## WORK ORDER 1
In the passage on GIST findings, what served as the positive internal control for the CD117 reaction?
## WORK ORDER 2
Extend the passage on GIST findings, starting after its final sentence.

## TEXT SECTION
--- START ---
Analyzing the data from the statistical point of view, we found a strong positive association between hemorrhage at presentation and gastric localization (75%, P=0.025) and, respectively, between intestinal occlusion and ileal localization (60%, P=0.045).

From the microscopic point of view, both spindle-shape cells and epithelioid cells were noted in the investigated GISTs. Spindle cells were arranged in foci of fascicles or short whorls, composed of cells with eosinophilic cytoplasm, bland elongated nuclei and rarely with paranuclear artifactual vacuoles (Fig. 5A). Epithelioid cells showed nests or sheets of polygonal to plump round cells with abundant eosinophilic to clear cytoplasm (Fig. 5B). A variable desmoplastic reaction, due to interstitial collagen deposition was noted both in GISTs with spindle-cells and GISTs with epithelioid cells.

CD117 stained positive, diffusely or focally, in tumor cells showing cytoplasmic or perinuclear dot reaction. The IHC reaction was observed in all cases, with various intensities, both in the spindle cell and epithelioid type of tumors (Fig. 6A and C). Mast cells were used as a positive internal control reaction. CD34 was positive in half of the cases, with moderate or strong cytoplasmic reaction in the tumor cells, in both types of tumors (with spindle-shape and epithelioid cells) (Fig. 6B and D).
--- END ---
## RECORDS PROVIDED
--- START ---
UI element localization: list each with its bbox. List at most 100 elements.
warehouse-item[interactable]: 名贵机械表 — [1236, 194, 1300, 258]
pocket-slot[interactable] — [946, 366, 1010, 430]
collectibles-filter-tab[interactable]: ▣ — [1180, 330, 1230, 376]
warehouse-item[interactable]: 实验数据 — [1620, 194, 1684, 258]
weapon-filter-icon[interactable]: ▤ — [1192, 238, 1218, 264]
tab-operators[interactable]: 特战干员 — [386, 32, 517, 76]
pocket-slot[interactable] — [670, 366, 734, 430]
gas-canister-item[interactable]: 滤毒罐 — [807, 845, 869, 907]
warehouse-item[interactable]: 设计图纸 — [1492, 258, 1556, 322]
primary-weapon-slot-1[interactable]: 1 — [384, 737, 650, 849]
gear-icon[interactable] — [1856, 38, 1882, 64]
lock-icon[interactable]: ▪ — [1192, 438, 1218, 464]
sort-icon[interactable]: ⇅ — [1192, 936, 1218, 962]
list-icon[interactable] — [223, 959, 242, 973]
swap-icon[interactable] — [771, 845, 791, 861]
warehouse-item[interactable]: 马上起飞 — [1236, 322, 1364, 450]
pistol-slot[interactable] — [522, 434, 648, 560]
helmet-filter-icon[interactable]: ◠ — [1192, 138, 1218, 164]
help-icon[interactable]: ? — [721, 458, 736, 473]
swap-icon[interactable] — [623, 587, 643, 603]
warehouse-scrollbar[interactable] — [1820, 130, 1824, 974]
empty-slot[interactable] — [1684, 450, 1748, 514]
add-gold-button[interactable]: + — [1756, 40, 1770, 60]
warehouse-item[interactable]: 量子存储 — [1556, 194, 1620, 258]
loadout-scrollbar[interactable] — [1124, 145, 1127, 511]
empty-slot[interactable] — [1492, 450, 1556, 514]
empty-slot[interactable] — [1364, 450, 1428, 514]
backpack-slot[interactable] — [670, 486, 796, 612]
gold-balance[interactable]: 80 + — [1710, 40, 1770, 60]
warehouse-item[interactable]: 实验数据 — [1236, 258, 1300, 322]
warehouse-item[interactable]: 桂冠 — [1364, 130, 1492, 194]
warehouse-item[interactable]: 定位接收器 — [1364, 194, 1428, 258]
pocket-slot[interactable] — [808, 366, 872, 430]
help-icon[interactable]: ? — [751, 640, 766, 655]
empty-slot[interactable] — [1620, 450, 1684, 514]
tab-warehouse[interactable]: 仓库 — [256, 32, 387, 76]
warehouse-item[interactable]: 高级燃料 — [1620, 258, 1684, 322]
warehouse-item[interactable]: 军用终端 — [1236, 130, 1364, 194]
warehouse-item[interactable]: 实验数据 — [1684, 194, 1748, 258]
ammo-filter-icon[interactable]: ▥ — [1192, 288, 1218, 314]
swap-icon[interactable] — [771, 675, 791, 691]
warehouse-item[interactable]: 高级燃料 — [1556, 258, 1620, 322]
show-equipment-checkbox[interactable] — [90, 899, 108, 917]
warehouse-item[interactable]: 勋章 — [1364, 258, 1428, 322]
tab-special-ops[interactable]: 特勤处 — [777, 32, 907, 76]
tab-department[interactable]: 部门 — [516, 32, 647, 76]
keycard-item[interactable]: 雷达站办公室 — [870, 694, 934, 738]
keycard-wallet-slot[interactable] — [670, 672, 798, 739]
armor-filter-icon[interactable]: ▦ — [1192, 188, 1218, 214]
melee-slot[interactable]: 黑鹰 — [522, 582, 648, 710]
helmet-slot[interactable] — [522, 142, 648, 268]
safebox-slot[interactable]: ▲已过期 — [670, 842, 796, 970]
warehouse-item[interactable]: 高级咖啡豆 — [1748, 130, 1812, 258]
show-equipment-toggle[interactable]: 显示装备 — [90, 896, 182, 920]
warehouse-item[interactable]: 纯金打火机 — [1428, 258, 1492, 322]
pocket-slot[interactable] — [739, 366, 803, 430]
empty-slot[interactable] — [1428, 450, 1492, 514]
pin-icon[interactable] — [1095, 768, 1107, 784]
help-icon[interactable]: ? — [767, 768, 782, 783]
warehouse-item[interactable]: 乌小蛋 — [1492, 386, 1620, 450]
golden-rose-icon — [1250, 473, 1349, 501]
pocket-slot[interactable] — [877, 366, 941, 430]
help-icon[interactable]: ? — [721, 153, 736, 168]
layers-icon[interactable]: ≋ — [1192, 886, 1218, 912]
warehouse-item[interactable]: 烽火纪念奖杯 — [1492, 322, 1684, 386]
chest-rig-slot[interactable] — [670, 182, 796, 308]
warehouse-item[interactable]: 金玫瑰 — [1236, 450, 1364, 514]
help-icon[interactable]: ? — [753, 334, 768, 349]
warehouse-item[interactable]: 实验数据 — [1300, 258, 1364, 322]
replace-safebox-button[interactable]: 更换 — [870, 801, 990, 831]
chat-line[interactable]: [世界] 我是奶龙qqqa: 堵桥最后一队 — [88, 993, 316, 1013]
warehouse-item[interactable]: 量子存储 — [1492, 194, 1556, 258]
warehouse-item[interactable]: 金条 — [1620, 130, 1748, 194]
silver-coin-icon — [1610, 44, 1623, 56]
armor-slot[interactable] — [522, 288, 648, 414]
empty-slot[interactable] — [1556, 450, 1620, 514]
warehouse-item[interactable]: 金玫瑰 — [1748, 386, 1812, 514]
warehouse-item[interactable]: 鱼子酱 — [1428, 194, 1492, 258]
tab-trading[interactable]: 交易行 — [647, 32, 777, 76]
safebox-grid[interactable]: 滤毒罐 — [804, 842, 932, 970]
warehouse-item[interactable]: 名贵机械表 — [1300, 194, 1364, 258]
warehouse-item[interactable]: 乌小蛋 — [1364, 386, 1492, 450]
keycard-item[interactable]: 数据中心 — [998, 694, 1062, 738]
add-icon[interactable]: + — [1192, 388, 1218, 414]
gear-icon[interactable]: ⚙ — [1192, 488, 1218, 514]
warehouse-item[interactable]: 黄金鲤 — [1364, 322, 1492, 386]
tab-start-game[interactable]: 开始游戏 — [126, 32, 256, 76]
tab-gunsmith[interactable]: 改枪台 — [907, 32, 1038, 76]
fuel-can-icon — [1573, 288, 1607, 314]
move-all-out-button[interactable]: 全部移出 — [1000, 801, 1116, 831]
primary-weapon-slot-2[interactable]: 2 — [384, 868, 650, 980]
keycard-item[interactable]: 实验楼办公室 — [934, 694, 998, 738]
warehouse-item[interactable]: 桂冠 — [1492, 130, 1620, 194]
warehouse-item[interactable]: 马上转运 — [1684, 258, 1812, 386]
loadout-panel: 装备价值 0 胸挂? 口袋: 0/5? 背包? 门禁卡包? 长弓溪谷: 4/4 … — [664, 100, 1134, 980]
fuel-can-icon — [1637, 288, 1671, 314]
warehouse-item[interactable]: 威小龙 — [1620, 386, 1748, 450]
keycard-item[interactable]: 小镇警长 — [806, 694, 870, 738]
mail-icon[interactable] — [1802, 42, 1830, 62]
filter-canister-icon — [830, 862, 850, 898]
--- END ---
## TASK OUTPUT 1
Mast cells.

## TASK OUTPUT 2
Capillary vessels were used as positive internal control. DOG1 was found positive in the studied cases, in the cytoplasm of the tumor cells (Fig. 7A). PDGFR-α was positive in all cases, in the cytoplasm of the tumor cells, with variable intensity (Fig. 7B).

In some cases, tumor cells showed smooth muscle differentiation, staining positive for α-smooth muscle actin (α-SMA ) or neural differentiation, staining positive for S-100 (Fig. 8A and B). The reaction was cytoplasmic with variable intensity. IHC for vimentin was mild or moderate in the cytoplasm of tumor cells.

Discussion

More than half of the GISTs in our study presented as surgical emergencies. The most common emergency was digestive hemorrhage (positively associated with gastric location), followed by intestinal obstruction (particularly for ileal localization). The largest dimensions were found for gastric GISTs. This fact was also observed by other authors (20). According to the latest WHO prognostic classification, dimension is an independent prognostic factor for anatomic location (8). In other research, malignant GISTs were associated with location in organs other than the stomach (21).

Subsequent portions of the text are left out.